— begin MATERIAL TO PROCESS —

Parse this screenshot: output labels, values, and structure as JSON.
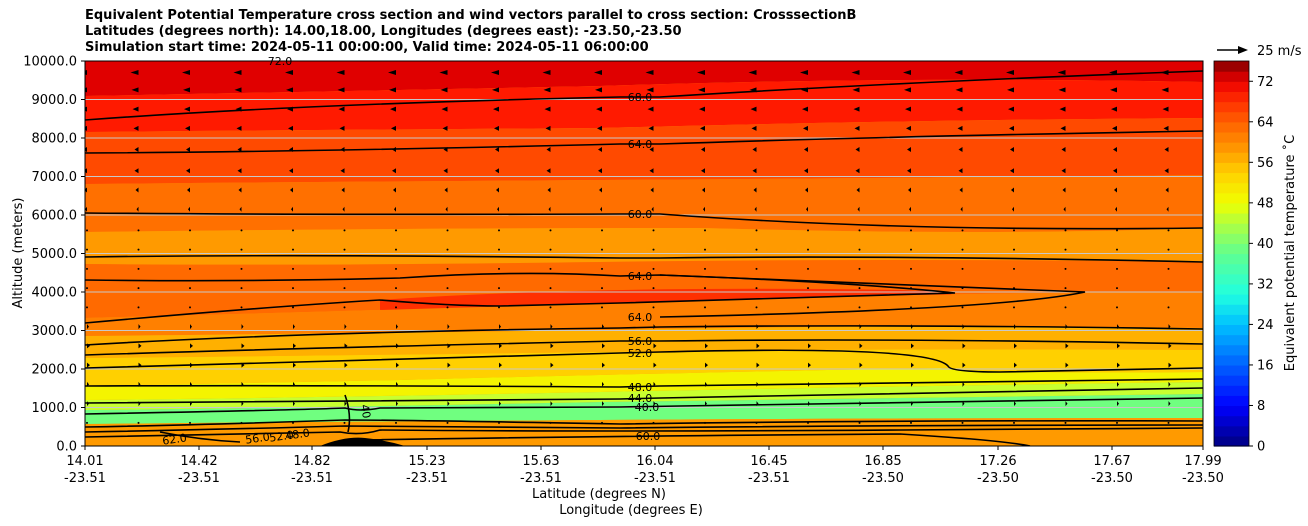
{
  "chart_data": {
    "type": "contour",
    "title_lines": [
      "Equivalent Potential Temperature cross section and wind vectors parallel to cross section: CrosssectionB",
      "Latitudes (degrees north): 14.00,18.00, Longitudes (degrees east): -23.50,-23.50",
      "Simulation start time: 2024-05-11 00:00:00, Valid time: 2024-05-11 06:00:00"
    ],
    "ylabel": "Altitude (meters)",
    "xlabel_lat": "Latitude (degrees N)",
    "xlabel_lon": "Longitude (degrees E)",
    "ylim": [
      0,
      10000
    ],
    "yticks": [
      "0.0",
      "1000.0",
      "2000.0",
      "3000.0",
      "4000.0",
      "5000.0",
      "6000.0",
      "7000.0",
      "8000.0",
      "9000.0",
      "10000.0"
    ],
    "xticks": [
      {
        "lat": "14.01",
        "lon": "-23.51"
      },
      {
        "lat": "14.42",
        "lon": "-23.51"
      },
      {
        "lat": "14.82",
        "lon": "-23.51"
      },
      {
        "lat": "15.23",
        "lon": "-23.51"
      },
      {
        "lat": "15.63",
        "lon": "-23.51"
      },
      {
        "lat": "16.04",
        "lon": "-23.51"
      },
      {
        "lat": "16.45",
        "lon": "-23.51"
      },
      {
        "lat": "16.85",
        "lon": "-23.50"
      },
      {
        "lat": "17.26",
        "lon": "-23.50"
      },
      {
        "lat": "17.67",
        "lon": "-23.50"
      },
      {
        "lat": "17.99",
        "lon": "-23.50"
      }
    ],
    "grid": "horizontal",
    "colorbar": {
      "label": "Equivalent potential temperature ˚C",
      "ticks": [
        "0",
        "8",
        "16",
        "24",
        "32",
        "40",
        "48",
        "56",
        "64",
        "72"
      ],
      "min": 0,
      "max": 76,
      "step": 2
    },
    "contour_labels": [
      {
        "text": "68.0",
        "alt": 9050
      },
      {
        "text": "64.0",
        "alt": 7850
      },
      {
        "text": "60.0",
        "alt": 6000
      },
      {
        "text": "64.0",
        "alt": 4400
      },
      {
        "text": "64.0",
        "alt": 3350
      },
      {
        "text": "56.0",
        "alt": 2700
      },
      {
        "text": "52.0",
        "alt": 2400
      },
      {
        "text": "48.0",
        "alt": 1550
      },
      {
        "text": "44.0",
        "alt": 1250
      },
      {
        "text": "40.0",
        "alt": 1000
      },
      {
        "text": "60.0",
        "alt": 250
      },
      {
        "text": "72.0",
        "alt": 10000
      },
      {
        "text": "40",
        "alt": 850
      },
      {
        "text": "48.0",
        "alt": 300
      },
      {
        "text": "52.0",
        "alt": 250
      },
      {
        "text": "56.0",
        "alt": 200
      },
      {
        "text": "62.0",
        "alt": 150
      }
    ],
    "wind_key": {
      "label": "25 m/s"
    }
  }
}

— end MATERIAL TO PROCESS —

EXERCISE OBJECTIVE |
Your task is to repeat the material above exactly, without its pictures.

WRITTEN SOLUTION |
Parse this screenshot: output labels, values, and structure as JSON.
{
  "chart_data": {
    "type": "contour",
    "title_lines": [
      "Equivalent Potential Temperature cross section and wind vectors parallel to cross section: CrosssectionB",
      "Latitudes (degrees north): 14.00,18.00, Longitudes (degrees east): -23.50,-23.50",
      "Simulation start time: 2024-05-11 00:00:00, Valid time: 2024-05-11 06:00:00"
    ],
    "ylabel": "Altitude (meters)",
    "xlabel_lat": "Latitude (degrees N)",
    "xlabel_lon": "Longitude (degrees E)",
    "ylim": [
      0,
      10000
    ],
    "yticks": [
      "0.0",
      "1000.0",
      "2000.0",
      "3000.0",
      "4000.0",
      "5000.0",
      "6000.0",
      "7000.0",
      "8000.0",
      "9000.0",
      "10000.0"
    ],
    "xticks": [
      {
        "lat": "14.01",
        "lon": "-23.51"
      },
      {
        "lat": "14.42",
        "lon": "-23.51"
      },
      {
        "lat": "14.82",
        "lon": "-23.51"
      },
      {
        "lat": "15.23",
        "lon": "-23.51"
      },
      {
        "lat": "15.63",
        "lon": "-23.51"
      },
      {
        "lat": "16.04",
        "lon": "-23.51"
      },
      {
        "lat": "16.45",
        "lon": "-23.51"
      },
      {
        "lat": "16.85",
        "lon": "-23.50"
      },
      {
        "lat": "17.26",
        "lon": "-23.50"
      },
      {
        "lat": "17.67",
        "lon": "-23.50"
      },
      {
        "lat": "17.99",
        "lon": "-23.50"
      }
    ],
    "grid": "horizontal",
    "colorbar": {
      "label": "Equivalent potential temperature ˚C",
      "ticks": [
        "0",
        "8",
        "16",
        "24",
        "32",
        "40",
        "48",
        "56",
        "64",
        "72"
      ],
      "min": 0,
      "max": 76,
      "step": 2
    },
    "contour_labels": [
      {
        "text": "68.0",
        "alt": 9050
      },
      {
        "text": "64.0",
        "alt": 7850
      },
      {
        "text": "60.0",
        "alt": 6000
      },
      {
        "text": "64.0",
        "alt": 4400
      },
      {
        "text": "64.0",
        "alt": 3350
      },
      {
        "text": "56.0",
        "alt": 2700
      },
      {
        "text": "52.0",
        "alt": 2400
      },
      {
        "text": "48.0",
        "alt": 1550
      },
      {
        "text": "44.0",
        "alt": 1250
      },
      {
        "text": "40.0",
        "alt": 1000
      },
      {
        "text": "60.0",
        "alt": 250
      },
      {
        "text": "72.0",
        "alt": 10000
      },
      {
        "text": "40",
        "alt": 850
      },
      {
        "text": "48.0",
        "alt": 300
      },
      {
        "text": "52.0",
        "alt": 250
      },
      {
        "text": "56.0",
        "alt": 200
      },
      {
        "text": "62.0",
        "alt": 150
      }
    ],
    "wind_key": {
      "label": "25 m/s"
    }
  }
}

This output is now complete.